What is expected – Pull out every line below containing the word "histogram".

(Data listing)
begin

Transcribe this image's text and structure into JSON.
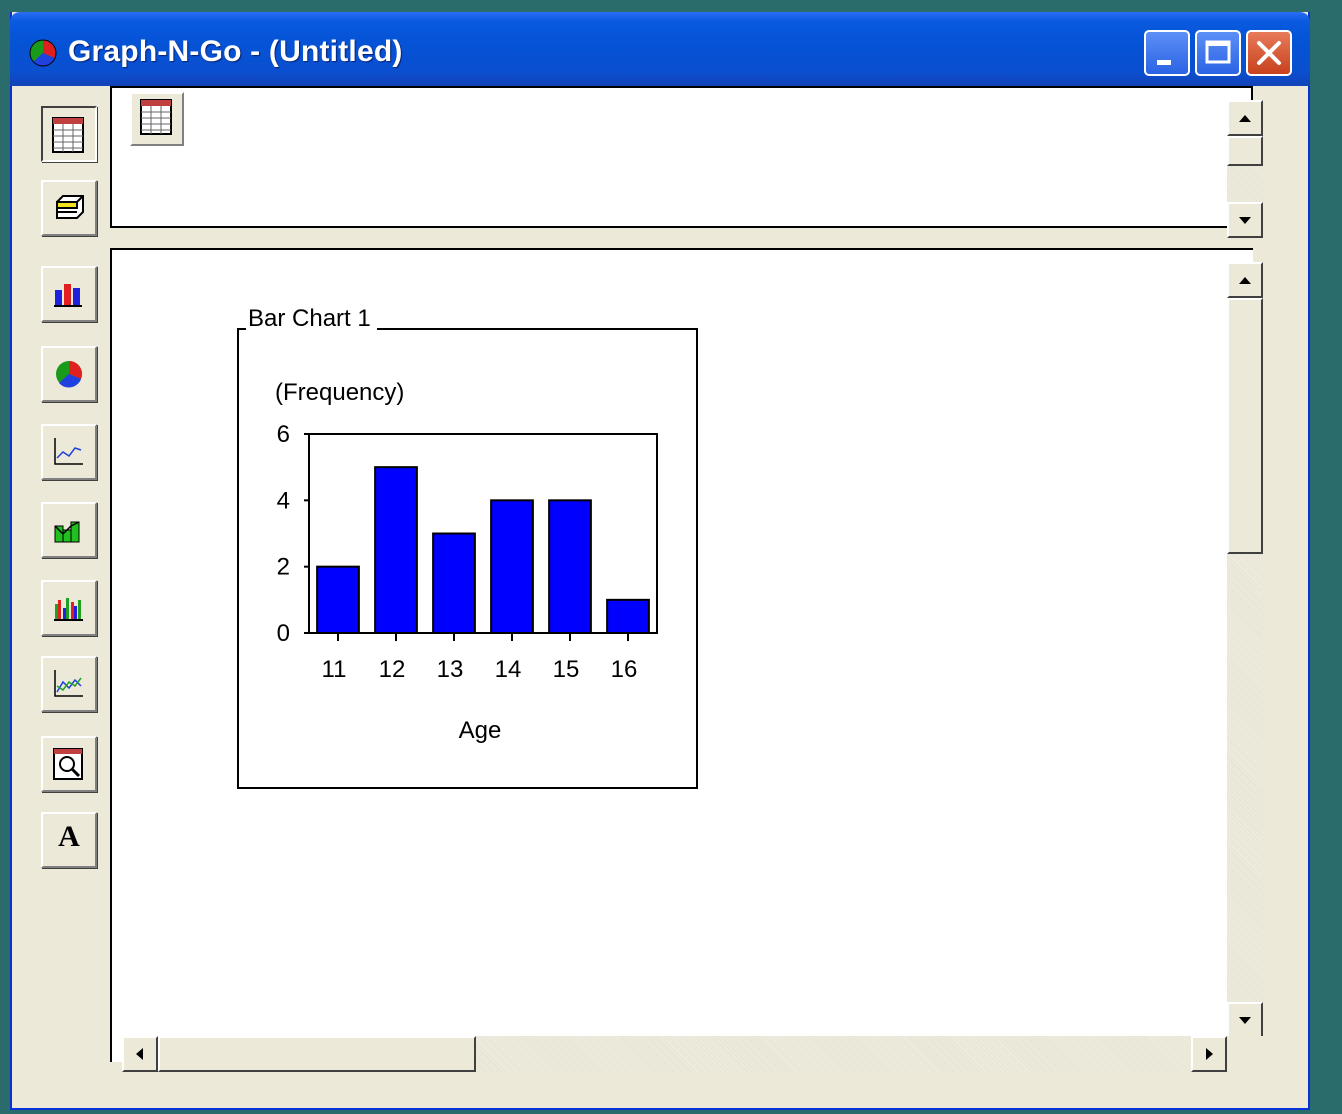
{
  "window": {
    "title": "Graph-N-Go - (Untitled)"
  },
  "sidebar": {
    "tools": [
      {
        "name": "table-tool",
        "icon": "spreadsheet-icon"
      },
      {
        "name": "database-tool",
        "icon": "database-icon"
      },
      {
        "name": "bar-chart-tool",
        "icon": "bar-chart-icon"
      },
      {
        "name": "pie-chart-tool",
        "icon": "pie-chart-icon"
      },
      {
        "name": "line-chart-tool",
        "icon": "line-chart-icon"
      },
      {
        "name": "histogram-tool",
        "icon": "histogram-icon"
      },
      {
        "name": "multi-bar-tool",
        "icon": "multi-bar-icon"
      },
      {
        "name": "multi-line-tool",
        "icon": "multi-line-icon"
      },
      {
        "name": "report-tool",
        "icon": "report-search-icon"
      },
      {
        "name": "text-tool",
        "icon": "text-a-icon",
        "label": "A"
      }
    ]
  },
  "chart_panel": {
    "caption": "Bar Chart 1"
  },
  "chart_data": {
    "type": "bar",
    "title": "",
    "ylabel": "(Frequency)",
    "xlabel": "Age",
    "categories": [
      "11",
      "12",
      "13",
      "14",
      "15",
      "16"
    ],
    "values": [
      2,
      5,
      3,
      4,
      4,
      1
    ],
    "ylim": [
      0,
      6
    ],
    "yticks": [
      0,
      2,
      4,
      6
    ],
    "bar_color": "#0000ff",
    "grid": false
  },
  "colors": {
    "titlebar": "#0553d6",
    "window_bg": "#ece9d8",
    "bar": "#0000ff"
  }
}
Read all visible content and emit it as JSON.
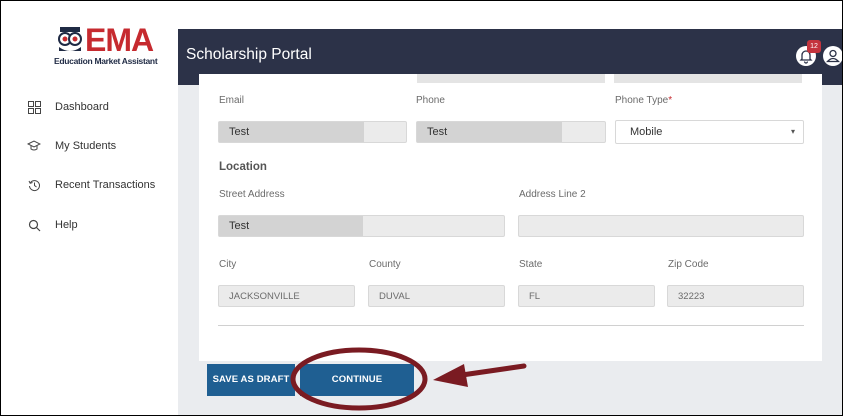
{
  "brand": {
    "logo_text": "EMA",
    "logo_subtitle": "Education Market Assistant",
    "brand_color": "#c62a2f"
  },
  "sidebar": {
    "items": [
      {
        "label": "Dashboard",
        "icon": "dashboard-grid-icon"
      },
      {
        "label": "My Students",
        "icon": "graduation-cap-icon"
      },
      {
        "label": "Recent Transactions",
        "icon": "history-icon"
      },
      {
        "label": "Help",
        "icon": "search-icon"
      }
    ]
  },
  "header": {
    "title": "Scholarship Portal",
    "notification_count": "12",
    "background": "#2c3248"
  },
  "form": {
    "email_label": "Email",
    "email_value": "Test",
    "phone_label": "Phone",
    "phone_value": "Test",
    "phone_type_label": "Phone Type",
    "phone_type_required": "*",
    "phone_type_value": "Mobile",
    "location_title": "Location",
    "street_label": "Street Address",
    "street_value": "Test",
    "address2_label": "Address Line 2",
    "address2_value": "",
    "city_label": "City",
    "city_value": "JACKSONVILLE",
    "county_label": "County",
    "county_value": "DUVAL",
    "state_label": "State",
    "state_value": "FL",
    "zip_label": "Zip Code",
    "zip_value": "32223"
  },
  "actions": {
    "save_draft_label": "SAVE AS DRAFT",
    "continue_label": "CONTINUE",
    "button_color": "#1f5f92"
  },
  "annotation": {
    "color": "#7a1b22"
  }
}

end

Written answer –
        "name": "histogram-tool",
        "icon": "histogram-icon"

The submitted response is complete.